- WHAT THIS TASK INVOLVES -
Write the records out again, keeping each line exactly as it is.

- DATA EXCERPTS -
————

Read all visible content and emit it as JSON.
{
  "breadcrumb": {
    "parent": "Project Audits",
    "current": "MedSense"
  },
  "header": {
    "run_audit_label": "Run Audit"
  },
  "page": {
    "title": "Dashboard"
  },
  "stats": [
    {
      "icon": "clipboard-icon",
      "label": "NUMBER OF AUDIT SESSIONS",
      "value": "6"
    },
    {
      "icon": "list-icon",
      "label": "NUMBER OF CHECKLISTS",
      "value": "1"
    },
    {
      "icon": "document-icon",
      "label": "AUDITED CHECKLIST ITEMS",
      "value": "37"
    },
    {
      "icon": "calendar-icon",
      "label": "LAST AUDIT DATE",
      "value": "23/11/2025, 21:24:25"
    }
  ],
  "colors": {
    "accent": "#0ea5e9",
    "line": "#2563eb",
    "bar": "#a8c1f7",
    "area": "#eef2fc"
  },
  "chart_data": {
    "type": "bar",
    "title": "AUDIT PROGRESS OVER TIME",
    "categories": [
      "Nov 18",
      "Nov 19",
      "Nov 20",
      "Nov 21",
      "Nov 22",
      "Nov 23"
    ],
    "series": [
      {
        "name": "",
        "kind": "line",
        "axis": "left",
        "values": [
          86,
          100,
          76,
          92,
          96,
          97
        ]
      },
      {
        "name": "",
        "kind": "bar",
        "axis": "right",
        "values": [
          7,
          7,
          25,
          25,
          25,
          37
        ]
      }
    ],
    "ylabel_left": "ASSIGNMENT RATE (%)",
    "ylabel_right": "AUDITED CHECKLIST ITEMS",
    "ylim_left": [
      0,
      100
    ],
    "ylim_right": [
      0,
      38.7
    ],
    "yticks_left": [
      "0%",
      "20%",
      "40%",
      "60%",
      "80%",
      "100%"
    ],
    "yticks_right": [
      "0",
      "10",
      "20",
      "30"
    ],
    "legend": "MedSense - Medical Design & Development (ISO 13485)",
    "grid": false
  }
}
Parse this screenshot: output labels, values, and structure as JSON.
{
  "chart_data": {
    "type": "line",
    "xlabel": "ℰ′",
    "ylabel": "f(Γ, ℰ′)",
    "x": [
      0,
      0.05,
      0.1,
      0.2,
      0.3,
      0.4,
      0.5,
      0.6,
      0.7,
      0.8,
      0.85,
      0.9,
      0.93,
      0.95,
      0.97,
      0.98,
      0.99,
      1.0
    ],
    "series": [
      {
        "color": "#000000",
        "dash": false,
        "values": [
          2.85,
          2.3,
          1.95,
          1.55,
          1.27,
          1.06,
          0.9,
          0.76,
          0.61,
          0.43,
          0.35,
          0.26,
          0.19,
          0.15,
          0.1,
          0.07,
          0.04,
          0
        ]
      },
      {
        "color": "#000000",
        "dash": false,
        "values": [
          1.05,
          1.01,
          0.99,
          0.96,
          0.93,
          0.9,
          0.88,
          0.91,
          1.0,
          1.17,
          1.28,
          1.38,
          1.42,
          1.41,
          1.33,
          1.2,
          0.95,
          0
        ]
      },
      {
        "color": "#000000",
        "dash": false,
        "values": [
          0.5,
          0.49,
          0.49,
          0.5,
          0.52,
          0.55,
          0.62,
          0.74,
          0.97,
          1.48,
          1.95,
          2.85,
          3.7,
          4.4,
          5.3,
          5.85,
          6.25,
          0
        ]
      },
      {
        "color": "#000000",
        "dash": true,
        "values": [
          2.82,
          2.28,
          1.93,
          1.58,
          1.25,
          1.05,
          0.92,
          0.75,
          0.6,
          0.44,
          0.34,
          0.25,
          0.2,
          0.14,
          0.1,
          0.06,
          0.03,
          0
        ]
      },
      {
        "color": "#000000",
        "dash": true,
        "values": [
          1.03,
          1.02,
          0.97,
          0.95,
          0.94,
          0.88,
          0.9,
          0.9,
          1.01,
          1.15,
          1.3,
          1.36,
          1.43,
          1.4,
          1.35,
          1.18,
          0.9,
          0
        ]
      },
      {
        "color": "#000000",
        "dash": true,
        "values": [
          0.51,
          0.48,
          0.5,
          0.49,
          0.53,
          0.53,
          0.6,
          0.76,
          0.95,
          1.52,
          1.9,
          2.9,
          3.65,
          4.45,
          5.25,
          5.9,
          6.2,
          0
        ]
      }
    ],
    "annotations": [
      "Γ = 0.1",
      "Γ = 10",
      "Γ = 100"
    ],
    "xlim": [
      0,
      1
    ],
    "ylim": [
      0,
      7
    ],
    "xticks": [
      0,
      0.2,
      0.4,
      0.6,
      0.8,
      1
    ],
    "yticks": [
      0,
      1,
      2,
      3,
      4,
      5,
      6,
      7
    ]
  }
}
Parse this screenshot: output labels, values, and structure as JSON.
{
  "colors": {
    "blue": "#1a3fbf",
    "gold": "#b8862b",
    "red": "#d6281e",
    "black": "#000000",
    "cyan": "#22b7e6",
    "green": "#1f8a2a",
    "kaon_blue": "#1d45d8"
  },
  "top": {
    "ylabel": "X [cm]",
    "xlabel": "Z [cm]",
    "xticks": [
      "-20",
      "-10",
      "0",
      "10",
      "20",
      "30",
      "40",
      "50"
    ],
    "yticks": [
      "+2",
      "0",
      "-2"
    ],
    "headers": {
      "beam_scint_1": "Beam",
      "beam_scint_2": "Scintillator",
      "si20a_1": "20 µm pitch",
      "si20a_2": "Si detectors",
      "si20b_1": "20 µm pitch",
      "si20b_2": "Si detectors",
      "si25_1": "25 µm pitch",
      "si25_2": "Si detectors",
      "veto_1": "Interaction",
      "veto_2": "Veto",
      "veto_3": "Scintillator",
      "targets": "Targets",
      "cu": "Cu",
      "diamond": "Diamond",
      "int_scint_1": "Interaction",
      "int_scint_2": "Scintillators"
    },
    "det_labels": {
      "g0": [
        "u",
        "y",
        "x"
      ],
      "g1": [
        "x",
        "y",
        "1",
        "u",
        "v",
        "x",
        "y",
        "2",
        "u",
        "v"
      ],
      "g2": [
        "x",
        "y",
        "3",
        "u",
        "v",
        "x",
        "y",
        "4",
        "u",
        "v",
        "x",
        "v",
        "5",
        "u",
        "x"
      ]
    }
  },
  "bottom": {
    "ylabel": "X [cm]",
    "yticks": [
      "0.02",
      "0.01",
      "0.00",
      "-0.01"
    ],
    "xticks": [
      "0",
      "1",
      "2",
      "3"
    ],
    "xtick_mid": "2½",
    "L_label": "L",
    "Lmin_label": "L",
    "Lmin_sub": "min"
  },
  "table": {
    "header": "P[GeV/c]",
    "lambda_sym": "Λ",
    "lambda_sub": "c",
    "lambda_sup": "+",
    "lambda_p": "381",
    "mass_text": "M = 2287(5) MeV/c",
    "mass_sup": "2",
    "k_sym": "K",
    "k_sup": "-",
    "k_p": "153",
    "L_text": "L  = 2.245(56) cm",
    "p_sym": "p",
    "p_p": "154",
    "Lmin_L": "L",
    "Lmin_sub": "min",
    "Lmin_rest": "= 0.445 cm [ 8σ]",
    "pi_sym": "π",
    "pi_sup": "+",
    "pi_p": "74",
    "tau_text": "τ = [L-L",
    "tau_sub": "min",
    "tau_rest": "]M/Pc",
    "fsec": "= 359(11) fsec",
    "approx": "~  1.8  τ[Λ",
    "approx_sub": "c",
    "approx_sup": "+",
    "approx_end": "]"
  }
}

————

- TASK RESULT -
Read all visible content and emit it as JSON.
{
  "breadcrumb": {
    "parent": "Project Audits",
    "current": "MedSense"
  },
  "header": {
    "run_audit_label": "Run Audit"
  },
  "page": {
    "title": "Dashboard"
  },
  "stats": [
    {
      "icon": "clipboard-icon",
      "label": "NUMBER OF AUDIT SESSIONS",
      "value": "6"
    },
    {
      "icon": "list-icon",
      "label": "NUMBER OF CHECKLISTS",
      "value": "1"
    },
    {
      "icon": "document-icon",
      "label": "AUDITED CHECKLIST ITEMS",
      "value": "37"
    },
    {
      "icon": "calendar-icon",
      "label": "LAST AUDIT DATE",
      "value": "23/11/2025, 21:24:25"
    }
  ],
  "colors": {
    "accent": "#0ea5e9",
    "line": "#2563eb",
    "bar": "#a8c1f7",
    "area": "#eef2fc"
  },
  "chart_data": {
    "type": "bar",
    "title": "AUDIT PROGRESS OVER TIME",
    "categories": [
      "Nov 18",
      "Nov 19",
      "Nov 20",
      "Nov 21",
      "Nov 22",
      "Nov 23"
    ],
    "series": [
      {
        "name": "",
        "kind": "line",
        "axis": "left",
        "values": [
          86,
          100,
          76,
          92,
          96,
          97
        ]
      },
      {
        "name": "",
        "kind": "bar",
        "axis": "right",
        "values": [
          7,
          7,
          25,
          25,
          25,
          37
        ]
      }
    ],
    "ylabel_left": "ASSIGNMENT RATE (%)",
    "ylabel_right": "AUDITED CHECKLIST ITEMS",
    "ylim_left": [
      0,
      100
    ],
    "ylim_right": [
      0,
      38.7
    ],
    "yticks_left": [
      "0%",
      "20%",
      "40%",
      "60%",
      "80%",
      "100%"
    ],
    "yticks_right": [
      "0",
      "10",
      "20",
      "30"
    ],
    "legend": "MedSense - Medical Design & Development (ISO 13485)",
    "grid": false
  }
}
Parse this screenshot: output labels, values, and structure as JSON.
{
  "chart_data": {
    "type": "line",
    "xlabel": "ℰ′",
    "ylabel": "f(Γ, ℰ′)",
    "x": [
      0,
      0.05,
      0.1,
      0.2,
      0.3,
      0.4,
      0.5,
      0.6,
      0.7,
      0.8,
      0.85,
      0.9,
      0.93,
      0.95,
      0.97,
      0.98,
      0.99,
      1.0
    ],
    "series": [
      {
        "color": "#000000",
        "dash": false,
        "values": [
          2.85,
          2.3,
          1.95,
          1.55,
          1.27,
          1.06,
          0.9,
          0.76,
          0.61,
          0.43,
          0.35,
          0.26,
          0.19,
          0.15,
          0.1,
          0.07,
          0.04,
          0
        ]
      },
      {
        "color": "#000000",
        "dash": false,
        "values": [
          1.05,
          1.01,
          0.99,
          0.96,
          0.93,
          0.9,
          0.88,
          0.91,
          1.0,
          1.17,
          1.28,
          1.38,
          1.42,
          1.41,
          1.33,
          1.2,
          0.95,
          0
        ]
      },
      {
        "color": "#000000",
        "dash": false,
        "values": [
          0.5,
          0.49,
          0.49,
          0.5,
          0.52,
          0.55,
          0.62,
          0.74,
          0.97,
          1.48,
          1.95,
          2.85,
          3.7,
          4.4,
          5.3,
          5.85,
          6.25,
          0
        ]
      },
      {
        "color": "#000000",
        "dash": true,
        "values": [
          2.82,
          2.28,
          1.93,
          1.58,
          1.25,
          1.05,
          0.92,
          0.75,
          0.6,
          0.44,
          0.34,
          0.25,
          0.2,
          0.14,
          0.1,
          0.06,
          0.03,
          0
        ]
      },
      {
        "color": "#000000",
        "dash": true,
        "values": [
          1.03,
          1.02,
          0.97,
          0.95,
          0.94,
          0.88,
          0.9,
          0.9,
          1.01,
          1.15,
          1.3,
          1.36,
          1.43,
          1.4,
          1.35,
          1.18,
          0.9,
          0
        ]
      },
      {
        "color": "#000000",
        "dash": true,
        "values": [
          0.51,
          0.48,
          0.5,
          0.49,
          0.53,
          0.53,
          0.6,
          0.76,
          0.95,
          1.52,
          1.9,
          2.9,
          3.65,
          4.45,
          5.25,
          5.9,
          6.2,
          0
        ]
      }
    ],
    "annotations": [
      "Γ = 0.1",
      "Γ = 10",
      "Γ = 100"
    ],
    "xlim": [
      0,
      1
    ],
    "ylim": [
      0,
      7
    ],
    "xticks": [
      0,
      0.2,
      0.4,
      0.6,
      0.8,
      1
    ],
    "yticks": [
      0,
      1,
      2,
      3,
      4,
      5,
      6,
      7
    ]
  }
}
Parse this screenshot: output labels, values, and structure as JSON.
{
  "colors": {
    "blue": "#1a3fbf",
    "gold": "#b8862b",
    "red": "#d6281e",
    "black": "#000000",
    "cyan": "#22b7e6",
    "green": "#1f8a2a",
    "kaon_blue": "#1d45d8"
  },
  "top": {
    "ylabel": "X [cm]",
    "xlabel": "Z [cm]",
    "xticks": [
      "-20",
      "-10",
      "0",
      "10",
      "20",
      "30",
      "40",
      "50"
    ],
    "yticks": [
      "+2",
      "0",
      "-2"
    ],
    "headers": {
      "beam_scint_1": "Beam",
      "beam_scint_2": "Scintillator",
      "si20a_1": "20 µm pitch",
      "si20a_2": "Si detectors",
      "si20b_1": "20 µm pitch",
      "si20b_2": "Si detectors",
      "si25_1": "25 µm pitch",
      "si25_2": "Si detectors",
      "veto_1": "Interaction",
      "veto_2": "Veto",
      "veto_3": "Scintillator",
      "targets": "Targets",
      "cu": "Cu",
      "diamond": "Diamond",
      "int_scint_1": "Interaction",
      "int_scint_2": "Scintillators"
    },
    "det_labels": {
      "g0": [
        "u",
        "y",
        "x"
      ],
      "g1": [
        "x",
        "y",
        "1",
        "u",
        "v",
        "x",
        "y",
        "2",
        "u",
        "v"
      ],
      "g2": [
        "x",
        "y",
        "3",
        "u",
        "v",
        "x",
        "y",
        "4",
        "u",
        "v",
        "x",
        "v",
        "5",
        "u",
        "x"
      ]
    }
  },
  "bottom": {
    "ylabel": "X [cm]",
    "yticks": [
      "0.02",
      "0.01",
      "0.00",
      "-0.01"
    ],
    "xticks": [
      "0",
      "1",
      "2",
      "3"
    ],
    "xtick_mid": "2½",
    "L_label": "L",
    "Lmin_label": "L",
    "Lmin_sub": "min"
  },
  "table": {
    "header": "P[GeV/c]",
    "lambda_sym": "Λ",
    "lambda_sub": "c",
    "lambda_sup": "+",
    "lambda_p": "381",
    "mass_text": "M = 2287(5) MeV/c",
    "mass_sup": "2",
    "k_sym": "K",
    "k_sup": "-",
    "k_p": "153",
    "L_text": "L  = 2.245(56) cm",
    "p_sym": "p",
    "p_p": "154",
    "Lmin_L": "L",
    "Lmin_sub": "min",
    "Lmin_rest": "= 0.445 cm [ 8σ]",
    "pi_sym": "π",
    "pi_sup": "+",
    "pi_p": "74",
    "tau_text": "τ = [L-L",
    "tau_sub": "min",
    "tau_rest": "]M/Pc",
    "fsec": "= 359(11) fsec",
    "approx": "~  1.8  τ[Λ",
    "approx_sub": "c",
    "approx_sup": "+",
    "approx_end": "]"
  }
}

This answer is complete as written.